_REQUIREMENTS_
Review the material line by line. Identify and copy every line that contains the string "уровню".

────────────────────

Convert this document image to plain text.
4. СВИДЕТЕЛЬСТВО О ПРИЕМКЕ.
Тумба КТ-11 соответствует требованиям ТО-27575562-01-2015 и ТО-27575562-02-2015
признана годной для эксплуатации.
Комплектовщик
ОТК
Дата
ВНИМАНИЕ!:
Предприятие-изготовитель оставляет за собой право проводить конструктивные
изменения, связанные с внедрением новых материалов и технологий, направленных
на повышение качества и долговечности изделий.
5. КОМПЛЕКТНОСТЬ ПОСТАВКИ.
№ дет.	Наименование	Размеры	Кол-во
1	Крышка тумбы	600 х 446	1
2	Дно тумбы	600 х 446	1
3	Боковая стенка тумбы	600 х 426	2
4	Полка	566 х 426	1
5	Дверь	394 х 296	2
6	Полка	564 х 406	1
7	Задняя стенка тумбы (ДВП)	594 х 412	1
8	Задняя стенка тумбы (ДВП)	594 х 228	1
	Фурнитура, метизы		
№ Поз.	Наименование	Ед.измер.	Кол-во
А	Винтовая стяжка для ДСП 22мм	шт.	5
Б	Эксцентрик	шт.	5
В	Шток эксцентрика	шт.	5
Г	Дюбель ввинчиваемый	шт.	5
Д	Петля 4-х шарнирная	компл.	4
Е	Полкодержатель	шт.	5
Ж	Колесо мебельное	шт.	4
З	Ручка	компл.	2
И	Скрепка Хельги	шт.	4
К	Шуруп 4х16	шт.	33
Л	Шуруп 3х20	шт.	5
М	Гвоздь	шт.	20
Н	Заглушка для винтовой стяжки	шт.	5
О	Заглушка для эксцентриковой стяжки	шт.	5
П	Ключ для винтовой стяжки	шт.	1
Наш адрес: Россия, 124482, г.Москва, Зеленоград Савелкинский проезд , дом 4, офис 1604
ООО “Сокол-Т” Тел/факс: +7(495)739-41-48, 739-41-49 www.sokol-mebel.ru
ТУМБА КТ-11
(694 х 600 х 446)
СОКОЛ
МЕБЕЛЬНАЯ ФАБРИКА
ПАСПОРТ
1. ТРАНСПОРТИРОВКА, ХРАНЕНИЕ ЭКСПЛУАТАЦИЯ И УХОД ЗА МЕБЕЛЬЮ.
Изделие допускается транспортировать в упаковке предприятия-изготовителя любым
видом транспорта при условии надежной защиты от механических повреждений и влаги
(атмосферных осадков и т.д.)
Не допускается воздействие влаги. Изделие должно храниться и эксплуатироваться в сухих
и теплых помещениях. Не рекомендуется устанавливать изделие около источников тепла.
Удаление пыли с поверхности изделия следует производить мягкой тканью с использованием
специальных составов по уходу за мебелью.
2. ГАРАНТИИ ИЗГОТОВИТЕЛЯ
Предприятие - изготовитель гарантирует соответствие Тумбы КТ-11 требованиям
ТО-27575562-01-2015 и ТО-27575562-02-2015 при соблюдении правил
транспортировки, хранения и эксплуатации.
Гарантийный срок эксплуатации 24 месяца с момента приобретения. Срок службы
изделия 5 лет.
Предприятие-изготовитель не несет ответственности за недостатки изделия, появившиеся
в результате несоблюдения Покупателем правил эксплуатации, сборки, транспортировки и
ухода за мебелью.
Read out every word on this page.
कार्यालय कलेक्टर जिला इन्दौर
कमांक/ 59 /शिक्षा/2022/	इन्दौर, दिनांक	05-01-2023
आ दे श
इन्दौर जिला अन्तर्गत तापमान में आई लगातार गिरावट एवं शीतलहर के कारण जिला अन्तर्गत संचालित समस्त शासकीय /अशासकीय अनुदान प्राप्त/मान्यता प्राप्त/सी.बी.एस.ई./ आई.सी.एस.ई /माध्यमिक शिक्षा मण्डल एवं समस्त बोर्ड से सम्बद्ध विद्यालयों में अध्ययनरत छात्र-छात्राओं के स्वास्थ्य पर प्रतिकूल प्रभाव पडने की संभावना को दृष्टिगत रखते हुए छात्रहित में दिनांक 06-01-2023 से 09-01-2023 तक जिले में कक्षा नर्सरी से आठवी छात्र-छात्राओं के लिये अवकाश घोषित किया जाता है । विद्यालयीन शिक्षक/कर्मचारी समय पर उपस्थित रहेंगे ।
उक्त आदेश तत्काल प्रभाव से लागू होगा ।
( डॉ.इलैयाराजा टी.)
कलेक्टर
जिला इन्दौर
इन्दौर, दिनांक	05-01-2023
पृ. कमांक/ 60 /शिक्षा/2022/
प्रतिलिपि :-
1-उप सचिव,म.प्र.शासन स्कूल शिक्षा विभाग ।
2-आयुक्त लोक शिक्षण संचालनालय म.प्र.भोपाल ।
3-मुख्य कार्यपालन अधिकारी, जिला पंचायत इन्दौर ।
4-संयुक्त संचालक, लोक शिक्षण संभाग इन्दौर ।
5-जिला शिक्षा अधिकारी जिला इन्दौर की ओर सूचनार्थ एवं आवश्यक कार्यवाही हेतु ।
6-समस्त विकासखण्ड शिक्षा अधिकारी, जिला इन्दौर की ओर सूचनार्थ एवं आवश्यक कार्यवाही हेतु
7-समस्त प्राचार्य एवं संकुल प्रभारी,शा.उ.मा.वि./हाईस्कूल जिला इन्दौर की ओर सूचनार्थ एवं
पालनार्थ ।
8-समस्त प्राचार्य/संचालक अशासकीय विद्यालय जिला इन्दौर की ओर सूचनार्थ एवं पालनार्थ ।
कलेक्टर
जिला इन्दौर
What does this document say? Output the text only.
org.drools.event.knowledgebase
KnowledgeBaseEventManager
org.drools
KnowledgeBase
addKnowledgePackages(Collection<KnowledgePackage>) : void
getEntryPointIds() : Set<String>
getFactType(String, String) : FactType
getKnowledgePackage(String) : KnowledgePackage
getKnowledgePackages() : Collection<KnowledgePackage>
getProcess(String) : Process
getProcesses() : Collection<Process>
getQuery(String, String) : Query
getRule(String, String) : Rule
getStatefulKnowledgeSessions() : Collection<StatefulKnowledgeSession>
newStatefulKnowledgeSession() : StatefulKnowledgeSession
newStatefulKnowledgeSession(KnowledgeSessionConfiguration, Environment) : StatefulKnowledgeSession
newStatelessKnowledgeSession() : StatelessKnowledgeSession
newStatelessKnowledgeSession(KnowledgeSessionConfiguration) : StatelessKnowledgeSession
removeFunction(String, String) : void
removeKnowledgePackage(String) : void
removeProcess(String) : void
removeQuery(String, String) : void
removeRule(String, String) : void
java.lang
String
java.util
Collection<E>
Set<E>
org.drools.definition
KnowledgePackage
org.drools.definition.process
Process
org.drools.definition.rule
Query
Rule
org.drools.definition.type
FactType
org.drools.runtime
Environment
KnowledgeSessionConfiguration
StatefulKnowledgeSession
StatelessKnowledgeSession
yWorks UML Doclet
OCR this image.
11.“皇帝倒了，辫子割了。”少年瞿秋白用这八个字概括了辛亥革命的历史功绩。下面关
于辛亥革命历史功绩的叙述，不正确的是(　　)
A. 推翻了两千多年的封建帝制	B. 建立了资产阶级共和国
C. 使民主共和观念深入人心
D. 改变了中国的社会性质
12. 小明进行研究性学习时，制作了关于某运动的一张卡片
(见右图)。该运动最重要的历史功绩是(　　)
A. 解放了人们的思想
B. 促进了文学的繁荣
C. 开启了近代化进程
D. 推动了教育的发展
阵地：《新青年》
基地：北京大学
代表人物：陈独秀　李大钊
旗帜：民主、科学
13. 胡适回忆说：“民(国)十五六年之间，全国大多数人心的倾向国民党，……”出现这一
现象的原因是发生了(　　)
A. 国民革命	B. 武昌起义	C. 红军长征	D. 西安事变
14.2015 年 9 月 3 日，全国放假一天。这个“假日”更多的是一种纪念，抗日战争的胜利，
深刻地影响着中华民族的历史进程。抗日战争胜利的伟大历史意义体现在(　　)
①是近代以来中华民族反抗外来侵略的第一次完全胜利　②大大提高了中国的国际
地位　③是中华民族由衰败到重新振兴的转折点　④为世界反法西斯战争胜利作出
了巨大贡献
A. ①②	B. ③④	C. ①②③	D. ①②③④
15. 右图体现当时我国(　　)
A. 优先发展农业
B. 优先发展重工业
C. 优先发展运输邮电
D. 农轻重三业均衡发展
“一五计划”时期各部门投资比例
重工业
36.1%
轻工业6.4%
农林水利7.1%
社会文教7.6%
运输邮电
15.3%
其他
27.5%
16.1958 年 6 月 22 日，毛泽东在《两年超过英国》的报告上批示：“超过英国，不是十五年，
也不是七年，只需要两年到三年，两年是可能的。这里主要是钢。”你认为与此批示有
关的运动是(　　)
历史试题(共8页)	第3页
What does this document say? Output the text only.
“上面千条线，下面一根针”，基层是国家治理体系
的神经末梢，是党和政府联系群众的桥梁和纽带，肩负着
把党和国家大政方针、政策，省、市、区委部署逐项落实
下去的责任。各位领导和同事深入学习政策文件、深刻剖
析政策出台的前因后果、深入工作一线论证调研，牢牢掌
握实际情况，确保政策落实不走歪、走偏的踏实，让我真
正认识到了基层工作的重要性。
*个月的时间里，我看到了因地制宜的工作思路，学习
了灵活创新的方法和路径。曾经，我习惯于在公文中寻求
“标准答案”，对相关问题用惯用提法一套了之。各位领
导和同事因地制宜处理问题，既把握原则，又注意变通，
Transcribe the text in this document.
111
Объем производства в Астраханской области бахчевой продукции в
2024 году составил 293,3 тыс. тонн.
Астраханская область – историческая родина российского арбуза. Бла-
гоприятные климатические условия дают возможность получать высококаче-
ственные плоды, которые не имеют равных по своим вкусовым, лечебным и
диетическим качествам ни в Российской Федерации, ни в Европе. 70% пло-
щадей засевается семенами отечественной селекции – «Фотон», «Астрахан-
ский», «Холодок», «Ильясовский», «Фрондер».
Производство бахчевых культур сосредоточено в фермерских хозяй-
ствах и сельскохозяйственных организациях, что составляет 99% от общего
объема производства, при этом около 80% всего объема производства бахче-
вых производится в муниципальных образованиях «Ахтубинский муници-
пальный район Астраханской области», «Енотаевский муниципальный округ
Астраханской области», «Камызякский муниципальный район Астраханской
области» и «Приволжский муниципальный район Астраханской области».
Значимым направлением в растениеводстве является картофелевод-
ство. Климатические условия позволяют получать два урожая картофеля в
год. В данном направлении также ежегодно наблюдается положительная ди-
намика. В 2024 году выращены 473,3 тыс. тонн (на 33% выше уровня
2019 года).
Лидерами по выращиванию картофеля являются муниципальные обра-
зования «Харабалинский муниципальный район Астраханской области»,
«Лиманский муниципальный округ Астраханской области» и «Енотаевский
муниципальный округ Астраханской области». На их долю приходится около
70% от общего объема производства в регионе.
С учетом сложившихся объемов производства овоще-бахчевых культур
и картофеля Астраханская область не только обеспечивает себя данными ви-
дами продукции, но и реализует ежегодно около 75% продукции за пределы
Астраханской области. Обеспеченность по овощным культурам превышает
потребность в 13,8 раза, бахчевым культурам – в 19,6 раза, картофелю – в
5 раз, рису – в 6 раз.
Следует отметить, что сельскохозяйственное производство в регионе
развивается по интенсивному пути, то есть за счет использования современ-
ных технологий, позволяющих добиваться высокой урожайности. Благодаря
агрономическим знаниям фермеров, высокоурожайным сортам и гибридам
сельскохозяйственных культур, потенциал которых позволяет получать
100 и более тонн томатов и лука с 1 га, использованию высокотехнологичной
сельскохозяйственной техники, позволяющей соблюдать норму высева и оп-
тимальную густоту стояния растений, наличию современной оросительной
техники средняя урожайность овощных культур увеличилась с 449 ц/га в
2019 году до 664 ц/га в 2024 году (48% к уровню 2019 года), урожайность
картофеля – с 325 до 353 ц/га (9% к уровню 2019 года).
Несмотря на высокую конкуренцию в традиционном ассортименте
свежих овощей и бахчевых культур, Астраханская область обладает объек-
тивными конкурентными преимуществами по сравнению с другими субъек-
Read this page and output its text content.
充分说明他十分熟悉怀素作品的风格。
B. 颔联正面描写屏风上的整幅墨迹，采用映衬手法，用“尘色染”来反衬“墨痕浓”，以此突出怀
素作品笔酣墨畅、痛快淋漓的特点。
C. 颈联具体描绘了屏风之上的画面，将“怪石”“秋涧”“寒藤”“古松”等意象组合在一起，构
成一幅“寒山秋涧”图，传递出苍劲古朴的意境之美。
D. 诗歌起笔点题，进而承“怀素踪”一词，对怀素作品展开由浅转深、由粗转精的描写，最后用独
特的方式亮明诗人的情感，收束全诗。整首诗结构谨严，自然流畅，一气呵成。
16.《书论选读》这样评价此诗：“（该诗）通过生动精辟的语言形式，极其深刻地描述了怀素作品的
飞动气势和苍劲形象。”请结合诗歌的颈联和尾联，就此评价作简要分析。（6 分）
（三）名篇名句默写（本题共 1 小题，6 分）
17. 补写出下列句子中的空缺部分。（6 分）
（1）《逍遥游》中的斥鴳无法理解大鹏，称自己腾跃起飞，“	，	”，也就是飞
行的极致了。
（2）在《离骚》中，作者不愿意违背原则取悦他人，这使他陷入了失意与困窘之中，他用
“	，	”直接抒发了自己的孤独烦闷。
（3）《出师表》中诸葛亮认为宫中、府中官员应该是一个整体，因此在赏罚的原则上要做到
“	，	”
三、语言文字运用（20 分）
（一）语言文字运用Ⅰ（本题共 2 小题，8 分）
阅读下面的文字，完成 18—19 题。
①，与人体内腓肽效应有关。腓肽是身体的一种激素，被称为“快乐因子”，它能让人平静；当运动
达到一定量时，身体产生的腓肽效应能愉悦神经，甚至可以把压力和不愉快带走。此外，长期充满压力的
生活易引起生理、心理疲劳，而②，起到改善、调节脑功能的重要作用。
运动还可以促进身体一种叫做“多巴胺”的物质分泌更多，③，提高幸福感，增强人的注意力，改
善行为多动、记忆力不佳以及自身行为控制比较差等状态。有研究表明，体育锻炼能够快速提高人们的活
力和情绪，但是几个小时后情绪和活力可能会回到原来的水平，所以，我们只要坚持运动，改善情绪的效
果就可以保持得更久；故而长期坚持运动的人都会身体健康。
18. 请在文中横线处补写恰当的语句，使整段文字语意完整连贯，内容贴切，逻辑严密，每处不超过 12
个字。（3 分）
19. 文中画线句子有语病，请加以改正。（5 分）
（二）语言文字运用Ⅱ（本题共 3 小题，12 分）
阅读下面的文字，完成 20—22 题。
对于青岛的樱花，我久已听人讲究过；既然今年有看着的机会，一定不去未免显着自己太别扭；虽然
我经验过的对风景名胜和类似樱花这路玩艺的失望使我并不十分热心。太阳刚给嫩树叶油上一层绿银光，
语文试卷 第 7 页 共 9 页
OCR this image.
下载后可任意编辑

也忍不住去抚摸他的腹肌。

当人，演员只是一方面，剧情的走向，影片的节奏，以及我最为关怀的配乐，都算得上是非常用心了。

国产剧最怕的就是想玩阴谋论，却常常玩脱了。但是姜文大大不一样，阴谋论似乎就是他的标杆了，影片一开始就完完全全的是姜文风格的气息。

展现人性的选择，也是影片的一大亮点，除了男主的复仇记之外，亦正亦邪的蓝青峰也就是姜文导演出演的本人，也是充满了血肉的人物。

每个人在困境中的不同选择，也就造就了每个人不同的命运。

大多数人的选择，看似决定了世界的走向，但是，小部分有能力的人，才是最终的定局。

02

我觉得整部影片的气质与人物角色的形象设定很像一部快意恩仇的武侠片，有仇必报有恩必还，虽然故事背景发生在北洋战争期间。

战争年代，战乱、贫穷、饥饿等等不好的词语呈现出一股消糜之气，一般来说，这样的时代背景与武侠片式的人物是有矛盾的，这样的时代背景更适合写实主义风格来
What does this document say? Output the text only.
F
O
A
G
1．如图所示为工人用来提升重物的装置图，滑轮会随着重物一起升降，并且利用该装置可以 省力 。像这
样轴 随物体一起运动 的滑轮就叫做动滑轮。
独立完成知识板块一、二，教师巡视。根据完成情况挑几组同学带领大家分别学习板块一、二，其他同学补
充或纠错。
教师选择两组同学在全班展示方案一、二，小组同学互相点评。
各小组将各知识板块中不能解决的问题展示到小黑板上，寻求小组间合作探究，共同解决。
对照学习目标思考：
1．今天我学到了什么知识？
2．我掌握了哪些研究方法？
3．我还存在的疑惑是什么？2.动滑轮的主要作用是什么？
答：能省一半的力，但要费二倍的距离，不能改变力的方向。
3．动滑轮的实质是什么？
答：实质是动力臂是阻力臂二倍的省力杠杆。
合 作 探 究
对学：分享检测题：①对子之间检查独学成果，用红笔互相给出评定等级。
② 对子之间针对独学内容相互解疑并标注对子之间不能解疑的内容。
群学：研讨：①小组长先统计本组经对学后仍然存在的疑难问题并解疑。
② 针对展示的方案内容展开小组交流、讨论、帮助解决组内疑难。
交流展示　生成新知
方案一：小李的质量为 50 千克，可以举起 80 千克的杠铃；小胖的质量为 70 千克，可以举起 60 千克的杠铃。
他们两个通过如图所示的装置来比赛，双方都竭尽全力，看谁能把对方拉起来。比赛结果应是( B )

────────────────────

_RESULT OF THE TASK_
2019 году до 664 ц/га в 2024 году (48% к уровню 2019 года), урожайность
картофеля – с 325 до 353 ц/га (9% к уровню 2019 года).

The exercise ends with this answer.